--- start ---

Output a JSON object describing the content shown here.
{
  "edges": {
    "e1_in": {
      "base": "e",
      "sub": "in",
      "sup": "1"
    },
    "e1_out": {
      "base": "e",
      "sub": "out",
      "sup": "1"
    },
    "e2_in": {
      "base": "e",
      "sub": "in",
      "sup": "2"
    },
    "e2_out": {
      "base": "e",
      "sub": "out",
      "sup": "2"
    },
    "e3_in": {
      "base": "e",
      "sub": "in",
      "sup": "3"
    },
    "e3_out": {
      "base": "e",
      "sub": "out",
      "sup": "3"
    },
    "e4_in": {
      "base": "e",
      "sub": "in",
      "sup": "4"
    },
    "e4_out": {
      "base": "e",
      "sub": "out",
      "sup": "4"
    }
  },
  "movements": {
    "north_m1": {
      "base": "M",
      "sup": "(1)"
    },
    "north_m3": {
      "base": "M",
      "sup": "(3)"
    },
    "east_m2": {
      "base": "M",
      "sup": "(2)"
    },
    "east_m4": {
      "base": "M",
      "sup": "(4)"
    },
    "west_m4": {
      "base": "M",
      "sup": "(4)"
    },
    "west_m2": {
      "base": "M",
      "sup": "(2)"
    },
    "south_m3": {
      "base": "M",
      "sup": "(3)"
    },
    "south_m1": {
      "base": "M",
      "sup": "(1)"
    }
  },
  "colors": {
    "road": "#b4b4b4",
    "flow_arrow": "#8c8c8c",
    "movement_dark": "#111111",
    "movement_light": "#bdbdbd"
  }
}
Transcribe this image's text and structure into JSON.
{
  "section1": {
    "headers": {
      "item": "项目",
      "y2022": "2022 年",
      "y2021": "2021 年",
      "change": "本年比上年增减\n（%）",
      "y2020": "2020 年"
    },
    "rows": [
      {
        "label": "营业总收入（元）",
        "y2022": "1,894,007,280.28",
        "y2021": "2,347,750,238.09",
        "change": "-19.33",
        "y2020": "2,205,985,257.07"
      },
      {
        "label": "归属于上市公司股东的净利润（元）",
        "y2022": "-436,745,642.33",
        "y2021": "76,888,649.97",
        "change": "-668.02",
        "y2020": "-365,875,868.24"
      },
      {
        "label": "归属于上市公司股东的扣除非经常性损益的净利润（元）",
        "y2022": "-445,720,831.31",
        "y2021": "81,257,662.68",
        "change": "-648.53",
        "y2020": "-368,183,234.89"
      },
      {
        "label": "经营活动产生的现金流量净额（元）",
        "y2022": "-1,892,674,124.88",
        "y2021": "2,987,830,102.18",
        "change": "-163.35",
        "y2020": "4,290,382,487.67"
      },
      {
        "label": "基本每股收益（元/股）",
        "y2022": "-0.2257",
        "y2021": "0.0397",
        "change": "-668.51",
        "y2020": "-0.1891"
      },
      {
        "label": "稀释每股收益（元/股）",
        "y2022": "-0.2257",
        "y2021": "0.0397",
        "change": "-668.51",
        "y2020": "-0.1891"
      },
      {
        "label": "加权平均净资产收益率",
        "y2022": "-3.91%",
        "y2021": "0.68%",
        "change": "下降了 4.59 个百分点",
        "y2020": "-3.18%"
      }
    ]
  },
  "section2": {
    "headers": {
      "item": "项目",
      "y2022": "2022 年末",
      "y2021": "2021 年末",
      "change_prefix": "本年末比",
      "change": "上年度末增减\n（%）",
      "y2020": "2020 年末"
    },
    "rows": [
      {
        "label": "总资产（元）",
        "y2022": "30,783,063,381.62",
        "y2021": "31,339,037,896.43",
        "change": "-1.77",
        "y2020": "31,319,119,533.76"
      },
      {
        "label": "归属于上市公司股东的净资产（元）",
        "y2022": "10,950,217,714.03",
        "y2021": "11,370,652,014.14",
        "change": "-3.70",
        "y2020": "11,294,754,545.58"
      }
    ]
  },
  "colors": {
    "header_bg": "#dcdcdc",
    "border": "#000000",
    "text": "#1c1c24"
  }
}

--- end ---

EXERCISE BRIEF
Reproduce the entire listing word for word.

CORRECT OUTPUT
Output a JSON object describing the content shown here.
{
  "edges": {
    "e1_in": {
      "base": "e",
      "sub": "in",
      "sup": "1"
    },
    "e1_out": {
      "base": "e",
      "sub": "out",
      "sup": "1"
    },
    "e2_in": {
      "base": "e",
      "sub": "in",
      "sup": "2"
    },
    "e2_out": {
      "base": "e",
      "sub": "out",
      "sup": "2"
    },
    "e3_in": {
      "base": "e",
      "sub": "in",
      "sup": "3"
    },
    "e3_out": {
      "base": "e",
      "sub": "out",
      "sup": "3"
    },
    "e4_in": {
      "base": "e",
      "sub": "in",
      "sup": "4"
    },
    "e4_out": {
      "base": "e",
      "sub": "out",
      "sup": "4"
    }
  },
  "movements": {
    "north_m1": {
      "base": "M",
      "sup": "(1)"
    },
    "north_m3": {
      "base": "M",
      "sup": "(3)"
    },
    "east_m2": {
      "base": "M",
      "sup": "(2)"
    },
    "east_m4": {
      "base": "M",
      "sup": "(4)"
    },
    "west_m4": {
      "base": "M",
      "sup": "(4)"
    },
    "west_m2": {
      "base": "M",
      "sup": "(2)"
    },
    "south_m3": {
      "base": "M",
      "sup": "(3)"
    },
    "south_m1": {
      "base": "M",
      "sup": "(1)"
    }
  },
  "colors": {
    "road": "#b4b4b4",
    "flow_arrow": "#8c8c8c",
    "movement_dark": "#111111",
    "movement_light": "#bdbdbd"
  }
}
Transcribe this image's text and structure into JSON.
{
  "section1": {
    "headers": {
      "item": "项目",
      "y2022": "2022 年",
      "y2021": "2021 年",
      "change": "本年比上年增减\n（%）",
      "y2020": "2020 年"
    },
    "rows": [
      {
        "label": "营业总收入（元）",
        "y2022": "1,894,007,280.28",
        "y2021": "2,347,750,238.09",
        "change": "-19.33",
        "y2020": "2,205,985,257.07"
      },
      {
        "label": "归属于上市公司股东的净利润（元）",
        "y2022": "-436,745,642.33",
        "y2021": "76,888,649.97",
        "change": "-668.02",
        "y2020": "-365,875,868.24"
      },
      {
        "label": "归属于上市公司股东的扣除非经常性损益的净利润（元）",
        "y2022": "-445,720,831.31",
        "y2021": "81,257,662.68",
        "change": "-648.53",
        "y2020": "-368,183,234.89"
      },
      {
        "label": "经营活动产生的现金流量净额（元）",
        "y2022": "-1,892,674,124.88",
        "y2021": "2,987,830,102.18",
        "change": "-163.35",
        "y2020": "4,290,382,487.67"
      },
      {
        "label": "基本每股收益（元/股）",
        "y2022": "-0.2257",
        "y2021": "0.0397",
        "change": "-668.51",
        "y2020": "-0.1891"
      },
      {
        "label": "稀释每股收益（元/股）",
        "y2022": "-0.2257",
        "y2021": "0.0397",
        "change": "-668.51",
        "y2020": "-0.1891"
      },
      {
        "label": "加权平均净资产收益率",
        "y2022": "-3.91%",
        "y2021": "0.68%",
        "change": "下降了 4.59 个百分点",
        "y2020": "-3.18%"
      }
    ]
  },
  "section2": {
    "headers": {
      "item": "项目",
      "y2022": "2022 年末",
      "y2021": "2021 年末",
      "change_prefix": "本年末比",
      "change": "上年度末增减\n（%）",
      "y2020": "2020 年末"
    },
    "rows": [
      {
        "label": "总资产（元）",
        "y2022": "30,783,063,381.62",
        "y2021": "31,339,037,896.43",
        "change": "-1.77",
        "y2020": "31,319,119,533.76"
      },
      {
        "label": "归属于上市公司股东的净资产（元）",
        "y2022": "10,950,217,714.03",
        "y2021": "11,370,652,014.14",
        "change": "-3.70",
        "y2020": "11,294,754,545.58"
      }
    ]
  },
  "colors": {
    "header_bg": "#dcdcdc",
    "border": "#000000",
    "text": "#1c1c24"
  }
}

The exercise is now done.